Filter this data down to the lines that hold "structured", and copy them.

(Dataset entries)
....

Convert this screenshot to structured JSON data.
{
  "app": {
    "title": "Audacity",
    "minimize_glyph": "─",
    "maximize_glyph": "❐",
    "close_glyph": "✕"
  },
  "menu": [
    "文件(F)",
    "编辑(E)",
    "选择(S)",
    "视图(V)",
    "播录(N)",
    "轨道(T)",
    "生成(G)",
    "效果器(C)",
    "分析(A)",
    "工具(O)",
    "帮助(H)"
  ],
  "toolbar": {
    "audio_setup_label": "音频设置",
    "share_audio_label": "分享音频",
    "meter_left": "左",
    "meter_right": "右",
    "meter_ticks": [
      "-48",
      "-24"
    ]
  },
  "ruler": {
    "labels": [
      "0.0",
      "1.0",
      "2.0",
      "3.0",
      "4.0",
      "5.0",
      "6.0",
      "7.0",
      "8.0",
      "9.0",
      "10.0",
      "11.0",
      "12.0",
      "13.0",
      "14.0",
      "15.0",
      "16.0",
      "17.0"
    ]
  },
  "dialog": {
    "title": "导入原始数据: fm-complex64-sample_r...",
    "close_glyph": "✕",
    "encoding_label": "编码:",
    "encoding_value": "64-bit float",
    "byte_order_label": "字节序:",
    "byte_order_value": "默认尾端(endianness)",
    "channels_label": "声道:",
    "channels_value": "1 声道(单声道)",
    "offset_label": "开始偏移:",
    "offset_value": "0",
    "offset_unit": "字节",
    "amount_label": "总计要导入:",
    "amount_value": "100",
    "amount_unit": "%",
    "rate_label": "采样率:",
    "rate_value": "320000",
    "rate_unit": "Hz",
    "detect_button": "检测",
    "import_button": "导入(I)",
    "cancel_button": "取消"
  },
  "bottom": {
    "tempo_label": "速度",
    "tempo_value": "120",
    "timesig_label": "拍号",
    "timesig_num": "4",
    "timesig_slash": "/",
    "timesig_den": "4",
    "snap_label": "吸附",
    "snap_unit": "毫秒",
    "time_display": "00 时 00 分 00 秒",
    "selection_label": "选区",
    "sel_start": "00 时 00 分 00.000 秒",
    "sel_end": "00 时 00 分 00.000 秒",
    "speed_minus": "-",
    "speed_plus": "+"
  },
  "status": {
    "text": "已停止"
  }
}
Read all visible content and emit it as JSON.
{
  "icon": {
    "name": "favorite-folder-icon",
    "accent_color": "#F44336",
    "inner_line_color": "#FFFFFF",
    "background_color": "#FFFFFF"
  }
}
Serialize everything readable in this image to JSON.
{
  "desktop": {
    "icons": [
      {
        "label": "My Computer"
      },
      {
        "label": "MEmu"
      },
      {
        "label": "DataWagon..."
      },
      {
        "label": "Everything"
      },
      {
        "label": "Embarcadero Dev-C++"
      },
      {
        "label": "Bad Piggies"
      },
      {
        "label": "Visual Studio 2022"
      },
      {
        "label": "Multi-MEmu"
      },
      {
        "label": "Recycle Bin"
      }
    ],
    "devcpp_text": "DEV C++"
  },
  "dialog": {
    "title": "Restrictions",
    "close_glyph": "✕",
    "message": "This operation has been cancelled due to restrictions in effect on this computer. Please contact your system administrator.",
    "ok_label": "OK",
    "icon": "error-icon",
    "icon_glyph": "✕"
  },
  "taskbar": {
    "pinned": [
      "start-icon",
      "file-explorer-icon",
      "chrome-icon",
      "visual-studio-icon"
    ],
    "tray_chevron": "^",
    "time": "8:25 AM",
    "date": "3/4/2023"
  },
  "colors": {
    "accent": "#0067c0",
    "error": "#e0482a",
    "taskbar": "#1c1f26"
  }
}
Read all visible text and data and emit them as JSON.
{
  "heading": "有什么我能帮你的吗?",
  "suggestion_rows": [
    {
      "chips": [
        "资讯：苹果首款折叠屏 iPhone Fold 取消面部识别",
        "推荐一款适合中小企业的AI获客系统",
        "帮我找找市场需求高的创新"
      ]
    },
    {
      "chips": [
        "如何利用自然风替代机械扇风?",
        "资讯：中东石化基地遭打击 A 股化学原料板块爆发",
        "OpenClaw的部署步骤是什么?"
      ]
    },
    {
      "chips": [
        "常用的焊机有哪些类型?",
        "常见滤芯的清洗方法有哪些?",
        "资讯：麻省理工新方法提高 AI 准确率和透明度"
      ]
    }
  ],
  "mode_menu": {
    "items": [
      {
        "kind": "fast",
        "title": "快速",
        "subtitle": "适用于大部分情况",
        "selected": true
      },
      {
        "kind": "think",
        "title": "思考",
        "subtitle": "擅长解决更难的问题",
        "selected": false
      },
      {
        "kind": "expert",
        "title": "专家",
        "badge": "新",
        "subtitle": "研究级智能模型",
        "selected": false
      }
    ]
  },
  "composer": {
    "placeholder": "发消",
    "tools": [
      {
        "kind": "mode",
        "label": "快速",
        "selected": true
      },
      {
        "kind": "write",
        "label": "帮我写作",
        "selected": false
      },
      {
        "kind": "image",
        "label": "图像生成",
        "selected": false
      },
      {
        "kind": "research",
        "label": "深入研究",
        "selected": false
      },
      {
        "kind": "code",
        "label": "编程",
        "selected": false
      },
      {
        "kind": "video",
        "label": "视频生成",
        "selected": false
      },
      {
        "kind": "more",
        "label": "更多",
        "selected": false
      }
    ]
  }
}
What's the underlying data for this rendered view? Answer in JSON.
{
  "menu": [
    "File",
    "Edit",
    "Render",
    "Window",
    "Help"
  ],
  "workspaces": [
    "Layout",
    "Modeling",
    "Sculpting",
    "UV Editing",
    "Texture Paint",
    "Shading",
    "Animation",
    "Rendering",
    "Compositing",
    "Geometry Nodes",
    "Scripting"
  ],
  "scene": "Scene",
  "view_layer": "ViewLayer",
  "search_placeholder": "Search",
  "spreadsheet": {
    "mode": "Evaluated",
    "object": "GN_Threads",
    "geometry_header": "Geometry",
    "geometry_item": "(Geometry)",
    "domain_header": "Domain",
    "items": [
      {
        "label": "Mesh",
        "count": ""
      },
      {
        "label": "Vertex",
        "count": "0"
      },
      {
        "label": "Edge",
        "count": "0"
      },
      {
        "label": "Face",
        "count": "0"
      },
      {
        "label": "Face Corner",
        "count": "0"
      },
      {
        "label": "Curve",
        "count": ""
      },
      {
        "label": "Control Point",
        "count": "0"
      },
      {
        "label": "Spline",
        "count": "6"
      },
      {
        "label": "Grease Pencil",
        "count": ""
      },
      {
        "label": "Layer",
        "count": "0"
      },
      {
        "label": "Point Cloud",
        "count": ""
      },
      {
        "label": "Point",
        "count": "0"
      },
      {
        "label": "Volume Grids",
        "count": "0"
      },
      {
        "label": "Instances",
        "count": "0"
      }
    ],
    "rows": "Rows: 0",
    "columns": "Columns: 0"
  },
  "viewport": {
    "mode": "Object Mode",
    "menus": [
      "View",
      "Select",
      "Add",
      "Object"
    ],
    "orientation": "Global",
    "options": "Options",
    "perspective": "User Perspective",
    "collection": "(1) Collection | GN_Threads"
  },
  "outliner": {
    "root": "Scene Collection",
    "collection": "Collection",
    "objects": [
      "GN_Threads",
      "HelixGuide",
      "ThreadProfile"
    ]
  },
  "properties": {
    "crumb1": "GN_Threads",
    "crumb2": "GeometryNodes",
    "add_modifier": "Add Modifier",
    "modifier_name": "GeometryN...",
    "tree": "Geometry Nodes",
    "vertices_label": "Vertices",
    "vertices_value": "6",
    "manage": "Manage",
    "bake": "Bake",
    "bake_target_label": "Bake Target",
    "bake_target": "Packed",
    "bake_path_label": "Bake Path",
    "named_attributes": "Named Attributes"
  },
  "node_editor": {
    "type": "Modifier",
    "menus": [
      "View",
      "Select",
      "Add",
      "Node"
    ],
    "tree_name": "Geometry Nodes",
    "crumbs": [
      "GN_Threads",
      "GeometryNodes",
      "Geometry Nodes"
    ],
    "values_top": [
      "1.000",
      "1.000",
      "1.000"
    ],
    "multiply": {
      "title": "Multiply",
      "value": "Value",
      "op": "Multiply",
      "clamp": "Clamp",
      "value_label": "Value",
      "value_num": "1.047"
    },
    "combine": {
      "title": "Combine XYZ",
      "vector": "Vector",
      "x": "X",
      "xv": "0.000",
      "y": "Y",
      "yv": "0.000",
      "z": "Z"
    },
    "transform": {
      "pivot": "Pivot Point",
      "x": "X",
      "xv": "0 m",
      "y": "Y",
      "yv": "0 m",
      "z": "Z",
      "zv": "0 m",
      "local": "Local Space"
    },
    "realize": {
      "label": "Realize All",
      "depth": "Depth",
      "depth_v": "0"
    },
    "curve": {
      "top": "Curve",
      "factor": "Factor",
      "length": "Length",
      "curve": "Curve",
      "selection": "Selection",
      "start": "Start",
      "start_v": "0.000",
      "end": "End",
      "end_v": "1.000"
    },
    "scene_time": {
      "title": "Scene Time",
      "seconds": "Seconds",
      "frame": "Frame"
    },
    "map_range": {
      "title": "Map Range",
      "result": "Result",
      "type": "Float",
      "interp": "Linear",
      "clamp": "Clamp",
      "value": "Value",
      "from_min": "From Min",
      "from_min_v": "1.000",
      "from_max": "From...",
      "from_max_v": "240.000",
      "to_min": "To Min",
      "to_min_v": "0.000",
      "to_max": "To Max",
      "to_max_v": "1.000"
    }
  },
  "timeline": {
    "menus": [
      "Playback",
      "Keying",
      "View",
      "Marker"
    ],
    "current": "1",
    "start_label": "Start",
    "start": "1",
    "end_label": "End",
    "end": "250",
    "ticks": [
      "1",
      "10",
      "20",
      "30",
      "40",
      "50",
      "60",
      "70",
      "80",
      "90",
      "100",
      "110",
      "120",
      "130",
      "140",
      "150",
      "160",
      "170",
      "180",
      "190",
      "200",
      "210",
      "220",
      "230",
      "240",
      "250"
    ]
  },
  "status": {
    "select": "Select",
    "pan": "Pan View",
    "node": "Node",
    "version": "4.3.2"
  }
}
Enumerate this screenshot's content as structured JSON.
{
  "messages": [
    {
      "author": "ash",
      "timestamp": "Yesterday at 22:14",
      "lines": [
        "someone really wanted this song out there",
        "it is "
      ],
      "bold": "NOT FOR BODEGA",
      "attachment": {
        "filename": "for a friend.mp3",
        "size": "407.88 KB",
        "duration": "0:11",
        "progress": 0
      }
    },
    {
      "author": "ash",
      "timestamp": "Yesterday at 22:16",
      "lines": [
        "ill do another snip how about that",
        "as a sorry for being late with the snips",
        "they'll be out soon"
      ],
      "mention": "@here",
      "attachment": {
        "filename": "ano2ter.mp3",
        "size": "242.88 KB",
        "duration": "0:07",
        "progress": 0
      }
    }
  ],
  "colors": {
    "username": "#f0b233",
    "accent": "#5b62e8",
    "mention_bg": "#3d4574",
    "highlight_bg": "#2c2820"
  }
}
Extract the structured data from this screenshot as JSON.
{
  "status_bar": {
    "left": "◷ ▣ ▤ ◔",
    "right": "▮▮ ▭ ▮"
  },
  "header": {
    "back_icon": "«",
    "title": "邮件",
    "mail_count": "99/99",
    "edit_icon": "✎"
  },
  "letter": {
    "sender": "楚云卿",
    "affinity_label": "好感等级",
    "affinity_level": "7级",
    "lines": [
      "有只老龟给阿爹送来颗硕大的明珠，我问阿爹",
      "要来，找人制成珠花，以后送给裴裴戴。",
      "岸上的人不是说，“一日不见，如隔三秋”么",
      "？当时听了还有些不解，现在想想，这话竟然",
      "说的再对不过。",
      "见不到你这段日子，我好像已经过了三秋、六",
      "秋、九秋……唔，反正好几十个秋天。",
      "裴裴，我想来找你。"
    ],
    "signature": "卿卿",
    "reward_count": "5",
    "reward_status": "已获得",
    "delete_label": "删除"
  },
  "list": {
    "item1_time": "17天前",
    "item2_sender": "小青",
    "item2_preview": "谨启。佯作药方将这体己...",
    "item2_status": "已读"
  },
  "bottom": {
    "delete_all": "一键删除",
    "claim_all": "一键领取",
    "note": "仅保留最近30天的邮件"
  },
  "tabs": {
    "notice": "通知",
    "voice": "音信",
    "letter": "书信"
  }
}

....

-- TASK RESULT --
Convert this screenshot to structured JSON data.
Enumerate this screenshot's content as structured JSON.
Extract the structured data from this screenshot as JSON.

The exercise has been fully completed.